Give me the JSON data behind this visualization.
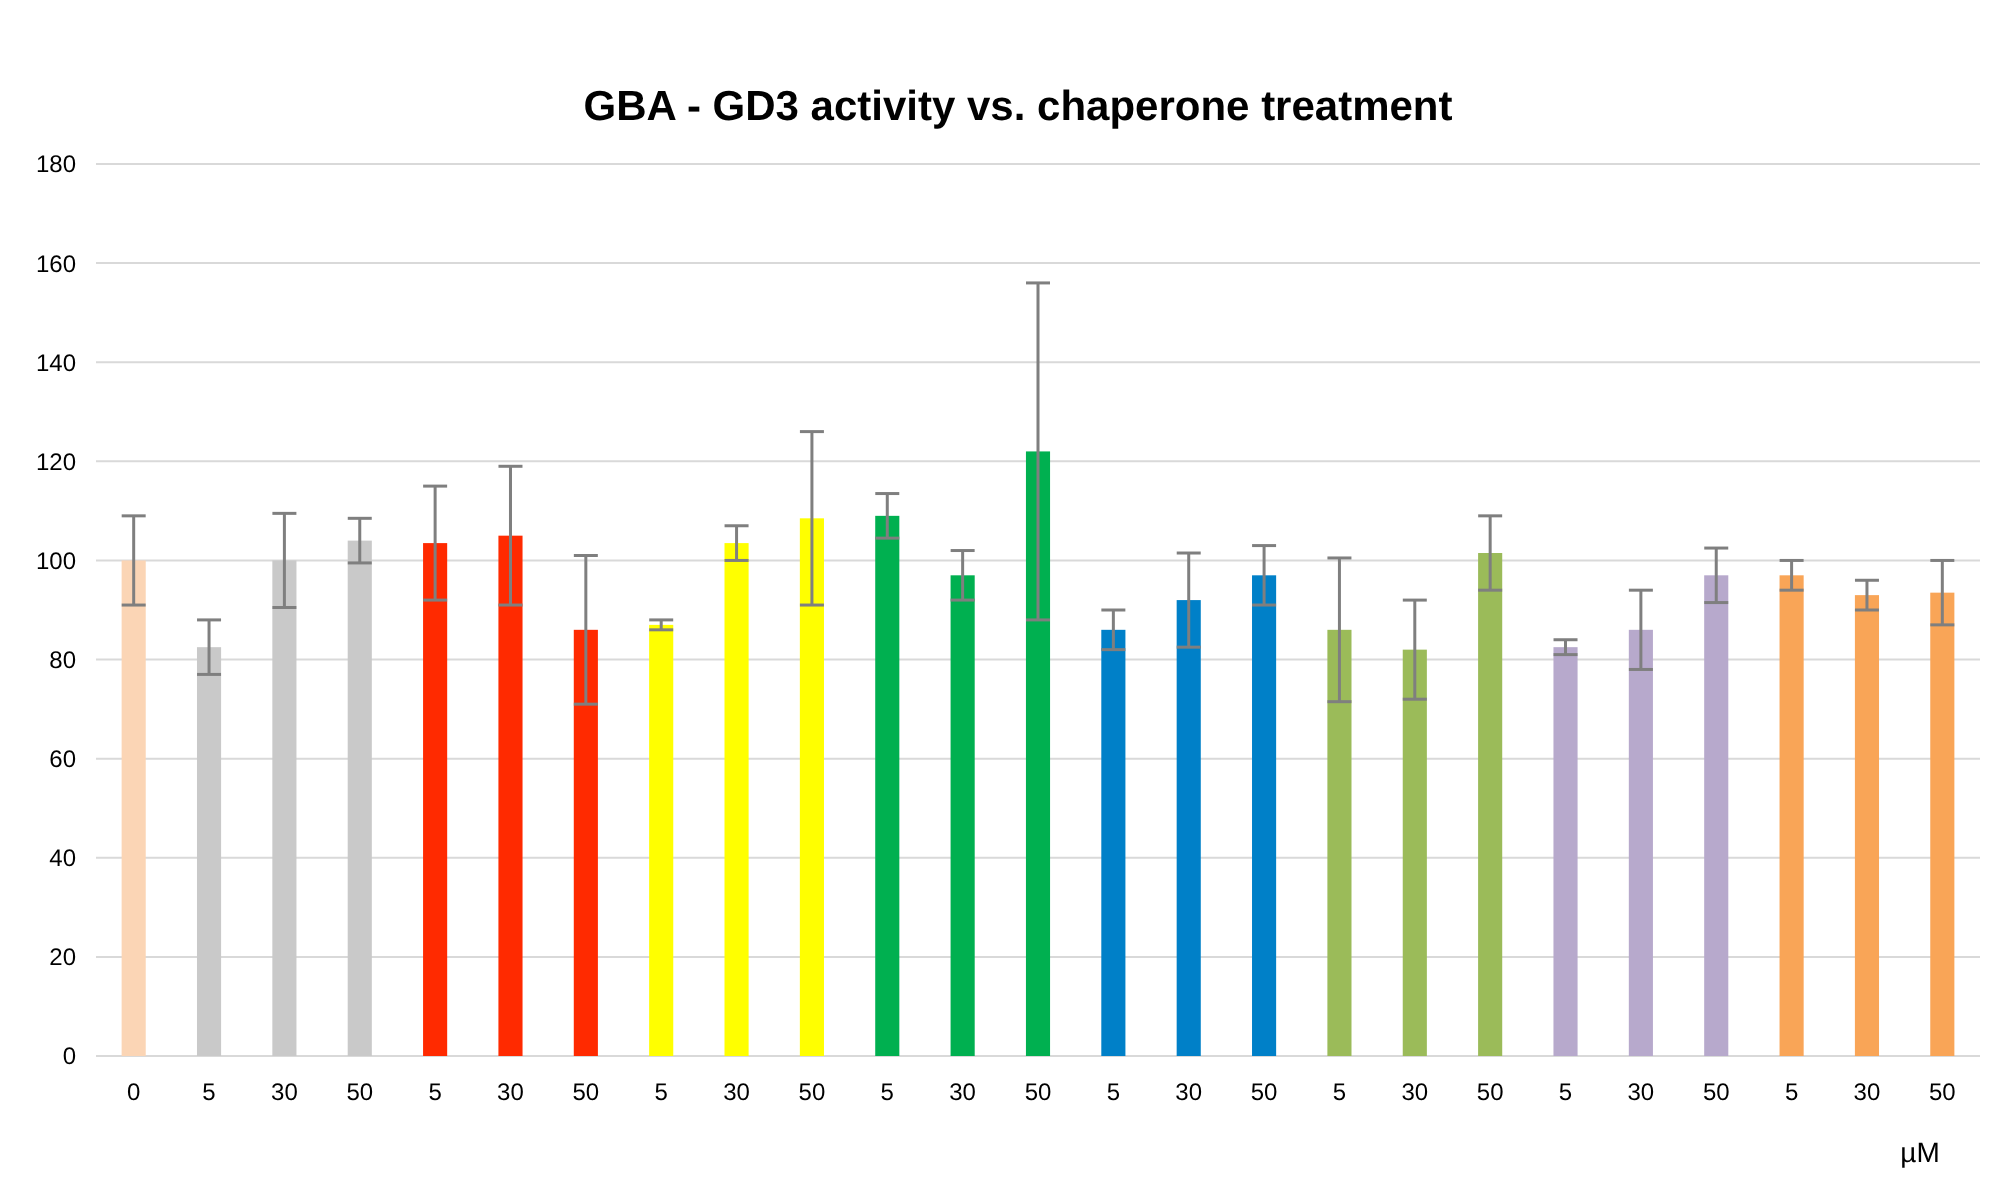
{
  "chart_data": {
    "type": "bar",
    "title": "GBA - GD3 activity vs. chaperone treatment",
    "xlabel": "µM",
    "categories": [
      "0",
      "5",
      "30",
      "50",
      "5",
      "30",
      "50",
      "5",
      "30",
      "50",
      "5",
      "30",
      "50",
      "5",
      "30",
      "50",
      "5",
      "30",
      "50",
      "5",
      "30",
      "50",
      "5",
      "30",
      "50"
    ],
    "values": [
      100,
      82.5,
      100,
      104,
      103.5,
      105,
      86,
      87,
      103.5,
      108.5,
      109,
      97,
      122,
      86,
      92,
      97,
      86,
      82,
      101.5,
      82.5,
      86,
      97,
      97,
      93,
      93.5
    ],
    "errors": [
      9,
      5.5,
      9.5,
      4.5,
      11.5,
      14,
      15,
      1,
      3.5,
      17.5,
      4.5,
      5,
      34,
      4,
      9.5,
      6,
      14.5,
      10,
      7.5,
      1.5,
      8,
      5.5,
      3,
      3,
      6.5
    ],
    "colors": [
      "#fbd5b5",
      "#c9c9c9",
      "#c9c9c9",
      "#c9c9c9",
      "#ff2a00",
      "#ff2a00",
      "#ff2a00",
      "#ffff00",
      "#ffff00",
      "#ffff00",
      "#00b050",
      "#00b050",
      "#00b050",
      "#0080c8",
      "#0080c8",
      "#0080c8",
      "#9bbb59",
      "#9bbb59",
      "#9bbb59",
      "#b7a9cc",
      "#b7a9cc",
      "#b7a9cc",
      "#f9a557",
      "#f9a557",
      "#f9a557"
    ],
    "ylim": [
      0,
      180
    ],
    "yticks": [
      0,
      20,
      40,
      60,
      80,
      100,
      120,
      140,
      160,
      180
    ],
    "grid": "y"
  }
}
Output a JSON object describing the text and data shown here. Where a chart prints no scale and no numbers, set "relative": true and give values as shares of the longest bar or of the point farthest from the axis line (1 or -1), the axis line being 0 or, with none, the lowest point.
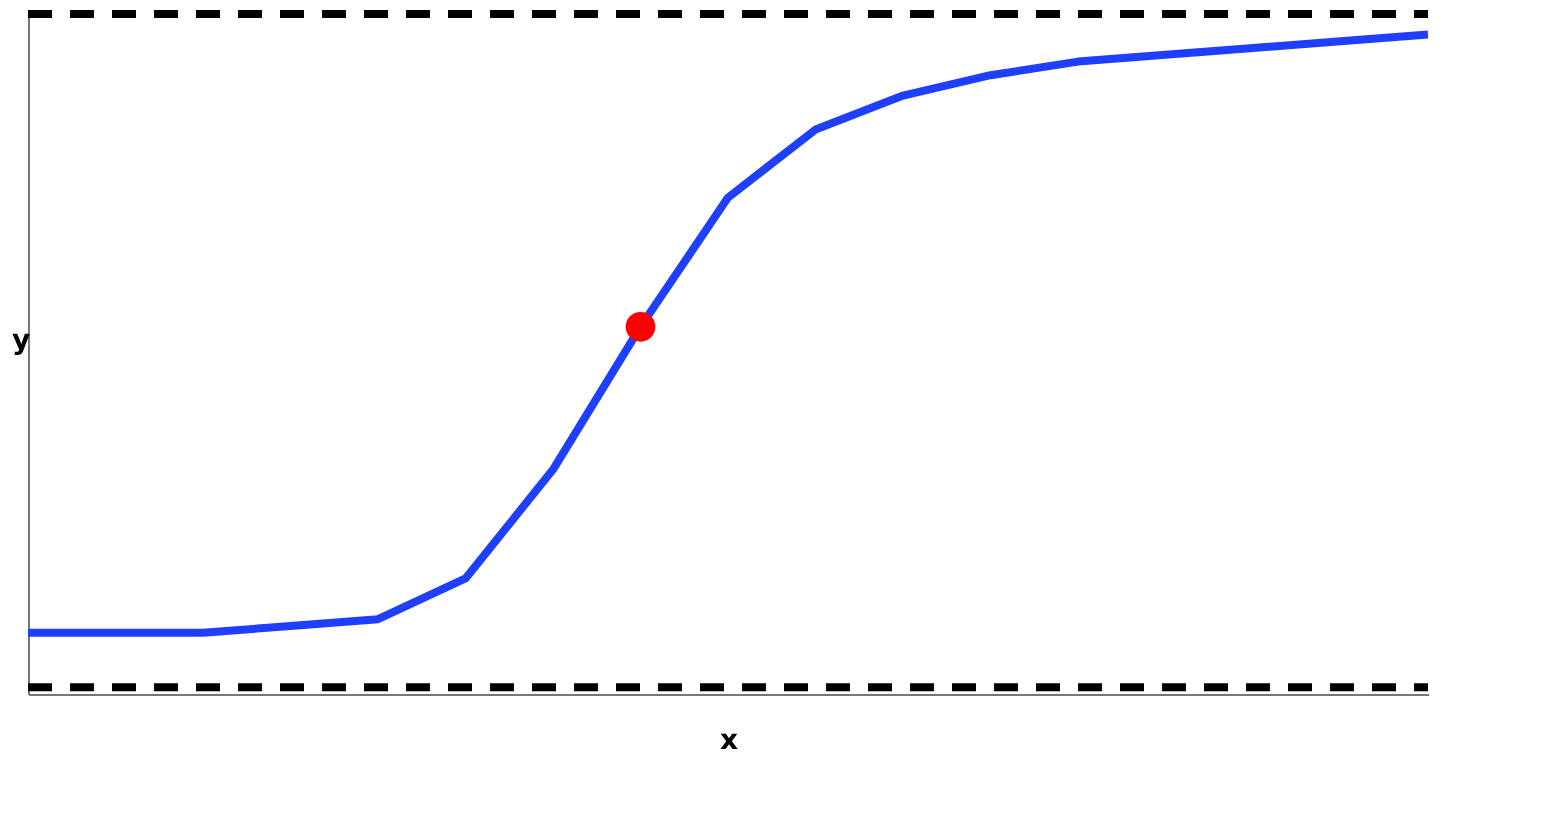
{
  "chart_data": {
    "type": "line",
    "xlabel": "x",
    "ylabel": "y",
    "relative": true,
    "grid": false,
    "marker": "none",
    "line_style": "solid",
    "categories": [
      null,
      null,
      null,
      null,
      null,
      null,
      null,
      null,
      null,
      null,
      null,
      null,
      null,
      null,
      null,
      null,
      null
    ],
    "series": [
      {
        "color": "#000000",
        "line_style": "dashed",
        "values": [
          1,
          1,
          1,
          1,
          1,
          1,
          1,
          1,
          1,
          1,
          1,
          1,
          1,
          1,
          1,
          1,
          1
        ]
      },
      {
        "color": "#000000",
        "line_style": "dashed",
        "values": [
          0.01,
          0.01,
          0.01,
          0.01,
          0.01,
          0.01,
          0.01,
          0.01,
          0.01,
          0.01,
          0.01,
          0.01,
          0.01,
          0.01,
          0.01,
          0.01,
          0.01
        ]
      },
      {
        "color": "#1f3fff",
        "values": [
          0.09,
          0.09,
          0.09,
          0.1,
          0.11,
          0.17,
          0.33,
          0.54,
          0.73,
          0.83,
          0.88,
          0.91,
          0.93,
          0.94,
          0.95,
          0.96,
          0.97
        ]
      },
      {
        "color": "#ff0000",
        "marker": "circle",
        "values": [
          null,
          null,
          null,
          null,
          null,
          null,
          null,
          0.54,
          null,
          null,
          null,
          null,
          null,
          null,
          null,
          null,
          null
        ]
      }
    ]
  }
}
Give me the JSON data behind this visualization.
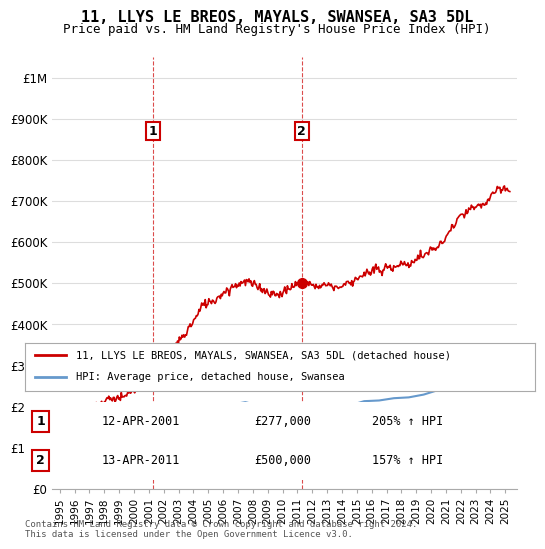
{
  "title": "11, LLYS LE BREOS, MAYALS, SWANSEA, SA3 5DL",
  "subtitle": "Price paid vs. HM Land Registry's House Price Index (HPI)",
  "xlabel": "",
  "ylabel": "",
  "ylim": [
    0,
    1050000
  ],
  "yticks": [
    0,
    100000,
    200000,
    300000,
    400000,
    500000,
    600000,
    700000,
    800000,
    900000,
    1000000
  ],
  "ytick_labels": [
    "£0",
    "£100K",
    "£200K",
    "£300K",
    "£400K",
    "£500K",
    "£600K",
    "£700K",
    "£800K",
    "£900K",
    "£1M"
  ],
  "sale1_year": 2001.29,
  "sale1_price": 277000,
  "sale1_label": "1",
  "sale1_date": "12-APR-2001",
  "sale1_pct": "205%",
  "sale2_year": 2011.29,
  "sale2_price": 500000,
  "sale2_label": "2",
  "sale2_date": "13-APR-2011",
  "sale2_pct": "157%",
  "line_color_property": "#cc0000",
  "line_color_hpi": "#6699cc",
  "dashed_color": "#cc0000",
  "marker_color": "#cc0000",
  "note": "Contains HM Land Registry data © Crown copyright and database right 2024.\nThis data is licensed under the Open Government Licence v3.0.",
  "legend_label1": "11, LLYS LE BREOS, MAYALS, SWANSEA, SA3 5DL (detached house)",
  "legend_label2": "HPI: Average price, detached house, Swansea",
  "background_color": "#ffffff",
  "grid_color": "#dddddd"
}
══════════
> WHAT IS REQUIRED
Reproduce every line of the material precisely, omitting its pictures.

> SOLVED PROBLEM
Give me the JSON data behind this visualization.
{
  "chart_data": {
    "type": "bar",
    "title": "GBA - GD3 activity vs. chaperone treatment",
    "xlabel": "µM",
    "categories": [
      "0",
      "5",
      "30",
      "50",
      "5",
      "30",
      "50",
      "5",
      "30",
      "50",
      "5",
      "30",
      "50",
      "5",
      "30",
      "50",
      "5",
      "30",
      "50",
      "5",
      "30",
      "50",
      "5",
      "30",
      "50"
    ],
    "values": [
      100,
      82.5,
      100,
      104,
      103.5,
      105,
      86,
      87,
      103.5,
      108.5,
      109,
      97,
      122,
      86,
      92,
      97,
      86,
      82,
      101.5,
      82.5,
      86,
      97,
      97,
      93,
      93.5
    ],
    "errors": [
      9,
      5.5,
      9.5,
      4.5,
      11.5,
      14,
      15,
      1,
      3.5,
      17.5,
      4.5,
      5,
      34,
      4,
      9.5,
      6,
      14.5,
      10,
      7.5,
      1.5,
      8,
      5.5,
      3,
      3,
      6.5
    ],
    "colors": [
      "#fbd5b5",
      "#c9c9c9",
      "#c9c9c9",
      "#c9c9c9",
      "#ff2a00",
      "#ff2a00",
      "#ff2a00",
      "#ffff00",
      "#ffff00",
      "#ffff00",
      "#00b050",
      "#00b050",
      "#00b050",
      "#0080c8",
      "#0080c8",
      "#0080c8",
      "#9bbb59",
      "#9bbb59",
      "#9bbb59",
      "#b7a9cc",
      "#b7a9cc",
      "#b7a9cc",
      "#f9a557",
      "#f9a557",
      "#f9a557"
    ],
    "ylim": [
      0,
      180
    ],
    "yticks": [
      0,
      20,
      40,
      60,
      80,
      100,
      120,
      140,
      160,
      180
    ],
    "grid": "y"
  }
}
Output a JSON object describing the text and data shown here. Where a chart prints no scale and no numbers, set "relative": true and give values as shares of the longest bar or of the point farthest from the axis line (1 or -1), the axis line being 0 or, with none, the lowest point.
{
  "chart_data": {
    "type": "line",
    "xlabel": "x",
    "ylabel": "y",
    "relative": true,
    "grid": false,
    "marker": "none",
    "line_style": "solid",
    "categories": [
      null,
      null,
      null,
      null,
      null,
      null,
      null,
      null,
      null,
      null,
      null,
      null,
      null,
      null,
      null,
      null,
      null
    ],
    "series": [
      {
        "color": "#000000",
        "line_style": "dashed",
        "values": [
          1,
          1,
          1,
          1,
          1,
          1,
          1,
          1,
          1,
          1,
          1,
          1,
          1,
          1,
          1,
          1,
          1
        ]
      },
      {
        "color": "#000000",
        "line_style": "dashed",
        "values": [
          0.01,
          0.01,
          0.01,
          0.01,
          0.01,
          0.01,
          0.01,
          0.01,
          0.01,
          0.01,
          0.01,
          0.01,
          0.01,
          0.01,
          0.01,
          0.01,
          0.01
        ]
      },
      {
        "color": "#1f3fff",
        "values": [
          0.09,
          0.09,
          0.09,
          0.1,
          0.11,
          0.17,
          0.33,
          0.54,
          0.73,
          0.83,
          0.88,
          0.91,
          0.93,
          0.94,
          0.95,
          0.96,
          0.97
        ]
      },
      {
        "color": "#ff0000",
        "marker": "circle",
        "values": [
          null,
          null,
          null,
          null,
          null,
          null,
          null,
          0.54,
          null,
          null,
          null,
          null,
          null,
          null,
          null,
          null,
          null
        ]
      }
    ]
  }
}
Give me the JSON data behind this visualization.
{
  "title": "11, LLYS LE BREOS, MAYALS, SWANSEA, SA3 5DL",
  "subtitle": "Price paid vs. HM Land Registry's House Price Index (HPI)",
  "xlabel": "",
  "ylabel": "",
  "ylim": [
    0,
    1050000
  ],
  "yticks": [
    0,
    100000,
    200000,
    300000,
    400000,
    500000,
    600000,
    700000,
    800000,
    900000,
    1000000
  ],
  "ytick_labels": [
    "£0",
    "£100K",
    "£200K",
    "£300K",
    "£400K",
    "£500K",
    "£600K",
    "£700K",
    "£800K",
    "£900K",
    "£1M"
  ],
  "sale1_year": 2001.29,
  "sale1_price": 277000,
  "sale1_label": "1",
  "sale1_date": "12-APR-2001",
  "sale1_pct": "205%",
  "sale2_year": 2011.29,
  "sale2_price": 500000,
  "sale2_label": "2",
  "sale2_date": "13-APR-2011",
  "sale2_pct": "157%",
  "line_color_property": "#cc0000",
  "line_color_hpi": "#6699cc",
  "dashed_color": "#cc0000",
  "marker_color": "#cc0000",
  "note": "Contains HM Land Registry data © Crown copyright and database right 2024.\nThis data is licensed under the Open Government Licence v3.0.",
  "legend_label1": "11, LLYS LE BREOS, MAYALS, SWANSEA, SA3 5DL (detached house)",
  "legend_label2": "HPI: Average price, detached house, Swansea",
  "background_color": "#ffffff",
  "grid_color": "#dddddd"
}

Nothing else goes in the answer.